◆ Gegeven tekst:

Week 1 hoorcollege literatuur
Visie Recht doen, kansen bieden. Naar een effectievere tenuitvoerlegging van de gevangenisstraf,
Ministerie van Justitie en Veiligheid 2018
Effectieve gevangenisstraffen dienen een dubbel doel: zowel vergelding als het verminderen van
recidive.
Uitgangspunten
- Straf is straf gevangenisstraffen moeten genoegdoening bieden aan samenleving,
slachtoffers en nabestaanden.
- Gedrag telt goed gedrag in detentie wordt beloond, slecht gedrag bestraft.
- Werken aan veilige terugkeer straf moet bijdragen aan veilige terugkeer van ex-
gedetineerden in de samenleving.
Om de ambities voor effectievere gevangenisstraffen de komende jaren waar te maken, moet de
basis op orde zijn: een solide personeelsbeleid, een veilige omgeving voor personeel en
gedetineerden en een flexibel, wendbaar apparaat.

(Opgeslagen records)
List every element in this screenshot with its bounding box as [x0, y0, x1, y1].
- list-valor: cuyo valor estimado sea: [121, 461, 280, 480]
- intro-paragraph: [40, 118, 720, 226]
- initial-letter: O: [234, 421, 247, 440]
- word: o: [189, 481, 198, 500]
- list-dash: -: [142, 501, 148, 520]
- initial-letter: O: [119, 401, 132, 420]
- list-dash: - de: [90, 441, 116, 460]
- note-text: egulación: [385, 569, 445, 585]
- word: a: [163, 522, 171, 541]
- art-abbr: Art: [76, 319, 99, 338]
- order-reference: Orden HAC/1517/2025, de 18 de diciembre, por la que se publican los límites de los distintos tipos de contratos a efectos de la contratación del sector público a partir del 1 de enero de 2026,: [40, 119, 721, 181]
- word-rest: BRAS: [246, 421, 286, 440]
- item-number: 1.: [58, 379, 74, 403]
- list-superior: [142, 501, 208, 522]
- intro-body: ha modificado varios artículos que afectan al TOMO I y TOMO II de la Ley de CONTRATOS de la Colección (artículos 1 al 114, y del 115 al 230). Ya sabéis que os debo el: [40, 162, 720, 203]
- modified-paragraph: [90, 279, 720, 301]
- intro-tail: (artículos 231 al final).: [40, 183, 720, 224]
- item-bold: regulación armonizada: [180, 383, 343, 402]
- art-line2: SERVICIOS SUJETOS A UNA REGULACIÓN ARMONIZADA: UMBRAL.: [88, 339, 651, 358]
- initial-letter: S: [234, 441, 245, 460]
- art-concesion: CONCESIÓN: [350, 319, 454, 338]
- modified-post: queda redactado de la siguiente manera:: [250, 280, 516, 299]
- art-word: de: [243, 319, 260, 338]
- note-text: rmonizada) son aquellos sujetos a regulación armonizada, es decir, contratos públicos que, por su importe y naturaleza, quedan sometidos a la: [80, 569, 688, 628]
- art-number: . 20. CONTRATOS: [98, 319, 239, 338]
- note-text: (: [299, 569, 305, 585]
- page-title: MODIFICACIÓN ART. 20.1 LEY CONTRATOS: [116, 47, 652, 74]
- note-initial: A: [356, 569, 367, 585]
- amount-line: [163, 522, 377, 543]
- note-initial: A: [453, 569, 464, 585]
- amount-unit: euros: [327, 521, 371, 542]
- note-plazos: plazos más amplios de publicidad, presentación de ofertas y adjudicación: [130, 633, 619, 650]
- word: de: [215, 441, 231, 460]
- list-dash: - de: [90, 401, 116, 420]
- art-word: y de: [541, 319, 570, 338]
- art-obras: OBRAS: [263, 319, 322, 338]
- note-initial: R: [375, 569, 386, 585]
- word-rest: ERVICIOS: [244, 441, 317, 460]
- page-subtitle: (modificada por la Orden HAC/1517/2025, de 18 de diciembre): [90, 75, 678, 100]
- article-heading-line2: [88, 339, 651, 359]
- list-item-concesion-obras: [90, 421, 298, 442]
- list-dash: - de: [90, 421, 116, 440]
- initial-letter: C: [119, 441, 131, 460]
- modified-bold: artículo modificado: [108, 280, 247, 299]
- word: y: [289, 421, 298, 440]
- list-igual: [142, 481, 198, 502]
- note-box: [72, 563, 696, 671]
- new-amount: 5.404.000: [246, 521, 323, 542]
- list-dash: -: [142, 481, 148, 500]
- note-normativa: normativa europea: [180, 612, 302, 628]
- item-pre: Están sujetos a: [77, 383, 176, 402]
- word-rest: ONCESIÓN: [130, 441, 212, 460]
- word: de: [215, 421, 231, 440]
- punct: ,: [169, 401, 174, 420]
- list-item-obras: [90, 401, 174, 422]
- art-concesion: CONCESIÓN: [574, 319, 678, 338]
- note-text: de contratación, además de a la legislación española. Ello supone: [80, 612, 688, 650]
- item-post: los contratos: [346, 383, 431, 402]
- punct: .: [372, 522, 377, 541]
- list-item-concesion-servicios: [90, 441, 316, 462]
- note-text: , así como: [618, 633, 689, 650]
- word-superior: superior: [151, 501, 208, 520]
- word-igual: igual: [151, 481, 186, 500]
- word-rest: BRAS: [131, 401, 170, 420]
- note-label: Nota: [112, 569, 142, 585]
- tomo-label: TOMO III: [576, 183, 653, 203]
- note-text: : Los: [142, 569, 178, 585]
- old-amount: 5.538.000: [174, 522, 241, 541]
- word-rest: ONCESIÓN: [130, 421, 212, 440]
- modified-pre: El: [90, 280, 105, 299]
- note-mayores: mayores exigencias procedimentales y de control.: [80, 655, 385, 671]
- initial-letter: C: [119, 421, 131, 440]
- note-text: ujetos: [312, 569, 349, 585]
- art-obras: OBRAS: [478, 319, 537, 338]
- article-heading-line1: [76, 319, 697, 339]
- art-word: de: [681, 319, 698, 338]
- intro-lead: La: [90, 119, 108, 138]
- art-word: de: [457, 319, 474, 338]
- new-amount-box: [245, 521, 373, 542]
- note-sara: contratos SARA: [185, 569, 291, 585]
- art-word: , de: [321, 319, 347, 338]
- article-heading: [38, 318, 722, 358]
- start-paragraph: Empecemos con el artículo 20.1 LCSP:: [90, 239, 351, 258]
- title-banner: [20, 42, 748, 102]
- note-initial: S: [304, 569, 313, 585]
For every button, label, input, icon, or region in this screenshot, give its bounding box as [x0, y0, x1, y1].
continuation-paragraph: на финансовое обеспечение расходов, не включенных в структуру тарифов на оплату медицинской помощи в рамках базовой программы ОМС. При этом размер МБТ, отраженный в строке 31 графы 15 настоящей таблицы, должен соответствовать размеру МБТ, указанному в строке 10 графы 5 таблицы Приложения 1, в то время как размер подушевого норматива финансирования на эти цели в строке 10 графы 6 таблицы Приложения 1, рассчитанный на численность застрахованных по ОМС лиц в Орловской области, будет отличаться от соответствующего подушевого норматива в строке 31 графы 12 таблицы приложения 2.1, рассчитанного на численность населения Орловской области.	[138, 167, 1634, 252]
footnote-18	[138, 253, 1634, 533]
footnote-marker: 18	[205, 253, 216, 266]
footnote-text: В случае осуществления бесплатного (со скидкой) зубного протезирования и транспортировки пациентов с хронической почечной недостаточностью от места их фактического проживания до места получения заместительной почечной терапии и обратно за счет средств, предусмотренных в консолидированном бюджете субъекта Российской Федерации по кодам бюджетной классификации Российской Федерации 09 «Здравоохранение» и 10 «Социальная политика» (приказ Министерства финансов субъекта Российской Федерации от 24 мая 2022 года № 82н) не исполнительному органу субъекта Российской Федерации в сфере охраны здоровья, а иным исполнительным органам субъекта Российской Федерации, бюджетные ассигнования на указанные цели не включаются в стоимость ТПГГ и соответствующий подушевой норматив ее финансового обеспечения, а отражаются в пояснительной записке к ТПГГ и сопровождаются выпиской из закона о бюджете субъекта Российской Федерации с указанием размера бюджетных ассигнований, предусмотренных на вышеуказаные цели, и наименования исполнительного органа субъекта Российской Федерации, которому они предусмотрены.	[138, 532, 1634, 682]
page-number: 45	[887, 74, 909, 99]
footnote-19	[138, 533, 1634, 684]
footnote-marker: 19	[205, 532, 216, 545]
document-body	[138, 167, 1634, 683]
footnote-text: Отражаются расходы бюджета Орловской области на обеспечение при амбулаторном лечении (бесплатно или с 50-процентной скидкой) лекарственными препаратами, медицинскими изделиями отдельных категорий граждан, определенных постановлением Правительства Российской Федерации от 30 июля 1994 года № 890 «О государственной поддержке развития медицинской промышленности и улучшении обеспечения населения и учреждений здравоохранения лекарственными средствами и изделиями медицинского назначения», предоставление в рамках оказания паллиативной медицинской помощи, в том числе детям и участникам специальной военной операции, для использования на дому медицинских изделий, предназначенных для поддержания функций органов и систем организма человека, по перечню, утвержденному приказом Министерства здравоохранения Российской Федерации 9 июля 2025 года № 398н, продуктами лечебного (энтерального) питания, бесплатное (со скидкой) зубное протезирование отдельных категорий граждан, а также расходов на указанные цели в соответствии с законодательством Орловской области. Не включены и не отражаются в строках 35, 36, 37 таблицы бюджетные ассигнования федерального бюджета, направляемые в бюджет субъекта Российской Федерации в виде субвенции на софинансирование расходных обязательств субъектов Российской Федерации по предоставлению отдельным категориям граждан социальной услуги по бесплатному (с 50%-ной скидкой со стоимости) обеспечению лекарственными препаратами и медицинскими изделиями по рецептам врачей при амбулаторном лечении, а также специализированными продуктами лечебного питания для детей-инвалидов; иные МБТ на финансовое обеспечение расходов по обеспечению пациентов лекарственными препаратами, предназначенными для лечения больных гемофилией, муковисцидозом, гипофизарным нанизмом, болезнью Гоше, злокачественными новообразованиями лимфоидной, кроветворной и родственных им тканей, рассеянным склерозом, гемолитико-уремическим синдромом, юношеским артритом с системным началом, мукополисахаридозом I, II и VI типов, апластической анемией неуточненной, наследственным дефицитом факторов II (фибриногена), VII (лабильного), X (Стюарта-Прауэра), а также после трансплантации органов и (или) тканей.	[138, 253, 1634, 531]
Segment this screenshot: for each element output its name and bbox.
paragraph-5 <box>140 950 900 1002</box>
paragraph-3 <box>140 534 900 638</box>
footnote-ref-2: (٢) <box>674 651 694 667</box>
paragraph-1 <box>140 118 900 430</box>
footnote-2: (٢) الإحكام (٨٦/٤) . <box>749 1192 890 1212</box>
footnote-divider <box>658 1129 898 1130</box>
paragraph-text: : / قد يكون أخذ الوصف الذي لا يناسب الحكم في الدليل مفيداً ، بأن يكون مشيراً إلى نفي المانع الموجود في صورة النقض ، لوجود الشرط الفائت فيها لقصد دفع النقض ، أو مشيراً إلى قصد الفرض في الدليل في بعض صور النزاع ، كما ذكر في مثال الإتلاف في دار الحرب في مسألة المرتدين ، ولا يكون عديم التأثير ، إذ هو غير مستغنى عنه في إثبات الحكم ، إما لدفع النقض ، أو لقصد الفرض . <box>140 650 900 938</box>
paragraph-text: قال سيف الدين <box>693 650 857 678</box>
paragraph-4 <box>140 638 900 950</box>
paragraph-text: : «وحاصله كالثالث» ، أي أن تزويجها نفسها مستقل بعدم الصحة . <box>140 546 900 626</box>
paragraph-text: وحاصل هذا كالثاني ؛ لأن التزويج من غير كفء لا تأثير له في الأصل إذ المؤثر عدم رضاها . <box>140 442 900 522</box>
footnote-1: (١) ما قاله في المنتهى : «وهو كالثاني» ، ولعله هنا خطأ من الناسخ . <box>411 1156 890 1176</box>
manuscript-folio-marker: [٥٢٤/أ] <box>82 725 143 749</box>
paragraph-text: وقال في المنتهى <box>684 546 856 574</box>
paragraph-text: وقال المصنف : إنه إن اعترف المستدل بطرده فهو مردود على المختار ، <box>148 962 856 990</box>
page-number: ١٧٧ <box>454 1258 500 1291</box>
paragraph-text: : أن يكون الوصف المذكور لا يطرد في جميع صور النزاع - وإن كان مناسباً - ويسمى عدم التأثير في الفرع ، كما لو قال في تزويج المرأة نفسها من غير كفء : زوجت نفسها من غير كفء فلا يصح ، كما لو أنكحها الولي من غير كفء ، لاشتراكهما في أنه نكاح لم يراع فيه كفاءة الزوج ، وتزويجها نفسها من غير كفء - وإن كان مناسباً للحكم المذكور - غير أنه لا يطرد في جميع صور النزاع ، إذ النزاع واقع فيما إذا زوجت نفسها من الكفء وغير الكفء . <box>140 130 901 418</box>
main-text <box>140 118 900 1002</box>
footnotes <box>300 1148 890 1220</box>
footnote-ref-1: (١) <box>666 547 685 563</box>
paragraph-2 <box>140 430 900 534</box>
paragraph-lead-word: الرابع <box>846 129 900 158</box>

◆ Opdracht: Schrijf de tekst over effectievere gevangenisstraffen verder, te beginnen na de laatste zin.

◆ Antwoord:
Het kabinet is voornemens de huidige regeling voorwaardelijke invrijheidsstelling op twee punten
aan te passen. Allereerst zal een voorwaardelijke invrijheidsstelling niet langer van rechtswege
worden verleend. In de tweede plaats wordt de termijn van de voorwaardelijke invrijheidsstelling
periode gemaximeerd op twee jaar. Het wettelijke systeem is nu zo dat gedetineerden van
rechtswege voorwaardelijk vrijkomen. Om meerdere redenen ziet dit kabinet aanleiding de wet zo
aan te passen dat de voorwaardelijke invrijheidsstelling niet langer door werking van de wet wordt
verleend, maar door per gedetineerde een specifieke afweging te maken over de verlening van de
voorwaardelijke invrijheidsstelling.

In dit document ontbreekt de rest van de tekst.